DATA SECTION -
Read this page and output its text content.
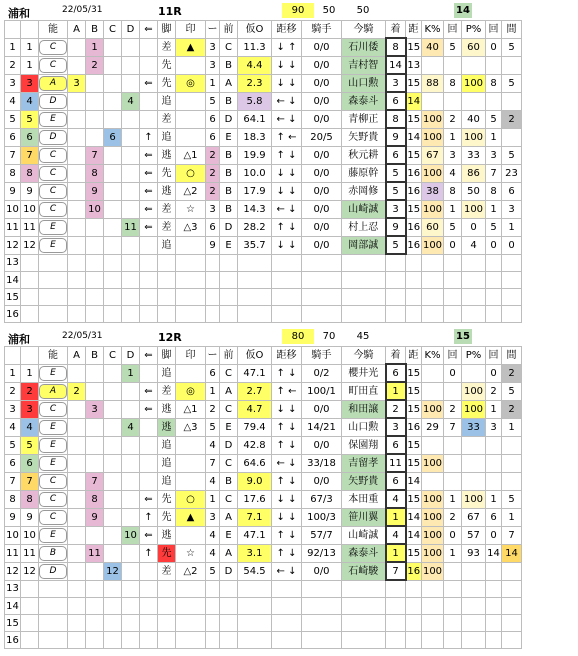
浦和	22/05/31	11R	90	50 50	14
		能	A	B	C	D	⇐	脚	印	ー	前	仮O	距移	騎手	今騎	着	距	K%	回	P%	回	間
1	1	C		1				差	▲	3	C	11.3	↓ ↑	0/0	石川倭	8	15	40	5	60	0	5
2	1	C		2				先		3	B	4.4	↓ ↓	0/0	吉村智	14	13					
3	3	A	3				⇐	先	◎	1	A	2.3	↓ ↓	0/0	山口勲	3	15	88	8	100	8	5
4	4	D				4		追		5	B	5.8	← ↓	0/0	森泰斗	6	14					
5	5	E						差		6	D	64.1	← ↓	0/0	青柳正	8	15	100	2	40	5	2
6	6	D			6		↑	追		6	E	18.3	↑ ←	20/5	矢野貴	9	14	100	1	100	1	
7	7	C		7			⇐	逃	△1	2	B	19.9	↑ ↓	0/0	秋元耕	6	15	67	3	33	3	5
8	8	C		8			⇐	先	○	2	B	10.0	↓ ↓	0/0	藤原幹	5	16	100	4	86	7	23
9	9	C		9			⇐	逃	△2	2	B	17.9	↓ ↓	0/0	赤岡修	5	16	38	8	50	8	6
10	10	C		10			⇐	差	☆	3	B	14.3	← ↓	0/0	山崎誠	3	15	100	1	100	1	3
11	11	E				11	⇐	差	△3	6	D	28.2	↑ ↓	0/0	村上忍	9	16	60	5	0	5	1
12	12	E						追		9	E	35.7	↓ ↓	0/0	岡部誠	5	16	100	0	4	0	0
13																						
14																						
15																						
16																						
浦和	22/05/31	12R	80	70 45	15
		能	A	B	C	D	⇐	脚	印	ー	前	仮O	距移	騎手	今騎	着	距	K%	回	P%	回	間
1	1	E				1		追		6	C	47.1	↑ ↓	0/2	櫻井光	6	15		0		0	2
2	2	A	2				⇐	差	◎	1	A	2.7	↑ ←	100/1	町田直	1	15			100	2	5
3	3	C		3			⇐	逃	△1	2	C	4.7	↓ ↓	0/0	和田譲	2	15	100	2	100	1	2
4	4	E				4		逃	△3	5	E	79.4	↑ ↓	14/21	山口勲	3	16	29	7	33	3	1
5	5	E						追		4	D	42.8	↑ ↓	0/0	保園翔	6	15					
6	6	E						追		7	C	64.6	← ↓	33/18	吉留孝	11	15	100				
7	7	C		7				追		4	B	9.0	↑ ↓	0/0	矢野貴	6	14					
8	8	C		8			⇐	先	○	1	C	17.6	↓ ↓	67/3	本田重	4	15	100	1	100	1	5
9	9	C		9			↑	先	▲	3	A	7.1	↓ ↓	100/3	笹川翼	1	14	100	2	67	6	1
10	10	E				10	⇐	逃		4	E	47.1	↑ ↓	57/7	山崎誠	4	14	100	0	57	0	7
11	11	B		11			↑	先	☆	4	A	3.1	↑ ↓	92/13	森泰斗	1	15	100	1	93	14	14
12	12	D			12			差	△2	5	D	54.5	← ↓	0/0	石崎駿	7	16	100				
13																						
14																						
15																						
16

REQUIRED WORK -
Leave out the pictures and copy every record above exactly.

ANSWER TO THIS EXERCISE -
Read this page and output its text content.
浦和	22/05/31	11R	90	50 50	14
		能	A	B	C	D	⇐	脚	印	ー	前	仮O	距移	騎手	今騎	着	距	K%	回	P%	回	間
1	1	C		1				差	▲	3	C	11.3	↓ ↑	0/0	石川倭	8	15	40	5	60	0	5
2	1	C		2				先		3	B	4.4	↓ ↓	0/0	吉村智	14	13					
3	3	A	3				⇐	先	◎	1	A	2.3	↓ ↓	0/0	山口勲	3	15	88	8	100	8	5
4	4	D				4		追		5	B	5.8	← ↓	0/0	森泰斗	6	14					
5	5	E						差		6	D	64.1	← ↓	0/0	青柳正	8	15	100	2	40	5	2
6	6	D			6		↑	追		6	E	18.3	↑ ←	20/5	矢野貴	9	14	100	1	100	1	
7	7	C		7			⇐	逃	△1	2	B	19.9	↑ ↓	0/0	秋元耕	6	15	67	3	33	3	5
8	8	C		8			⇐	先	○	2	B	10.0	↓ ↓	0/0	藤原幹	5	16	100	4	86	7	23
9	9	C		9			⇐	逃	△2	2	B	17.9	↓ ↓	0/0	赤岡修	5	16	38	8	50	8	6
10	10	C		10			⇐	差	☆	3	B	14.3	← ↓	0/0	山崎誠	3	15	100	1	100	1	3
11	11	E				11	⇐	差	△3	6	D	28.2	↑ ↓	0/0	村上忍	9	16	60	5	0	5	1
12	12	E						追		9	E	35.7	↓ ↓	0/0	岡部誠	5	16	100	0	4	0	0
13																						
14																						
15																						
16																						
浦和	22/05/31	12R	80	70 45	15
		能	A	B	C	D	⇐	脚	印	ー	前	仮O	距移	騎手	今騎	着	距	K%	回	P%	回	間
1	1	E				1		追		6	C	47.1	↑ ↓	0/2	櫻井光	6	15		0		0	2
2	2	A	2				⇐	差	◎	1	A	2.7	↑ ←	100/1	町田直	1	15			100	2	5
3	3	C		3			⇐	逃	△1	2	C	4.7	↓ ↓	0/0	和田譲	2	15	100	2	100	1	2
4	4	E				4		逃	△3	5	E	79.4	↑ ↓	14/21	山口勲	3	16	29	7	33	3	1
5	5	E						追		4	D	42.8	↑ ↓	0/0	保園翔	6	15					
6	6	E						追		7	C	64.6	← ↓	33/18	吉留孝	11	15	100				
7	7	C		7				追		4	B	9.0	↑ ↓	0/0	矢野貴	6	14					
8	8	C		8			⇐	先	○	1	C	17.6	↓ ↓	67/3	本田重	4	15	100	1	100	1	5
9	9	C		9			↑	先	▲	3	A	7.1	↓ ↓	100/3	笹川翼	1	14	100	2	67	6	1
10	10	E				10	⇐	逃		4	E	47.1	↑ ↓	57/7	山崎誠	4	14	100	0	57	0	7
11	11	B		11			↑	先	☆	4	A	3.1	↑ ↓	92/13	森泰斗	1	15	100	1	93	14	14
12	12	D			12			差	△2	5	D	54.5	← ↓	0/0	石崎駿	7	16	100				
13																						
14																						
15																						
16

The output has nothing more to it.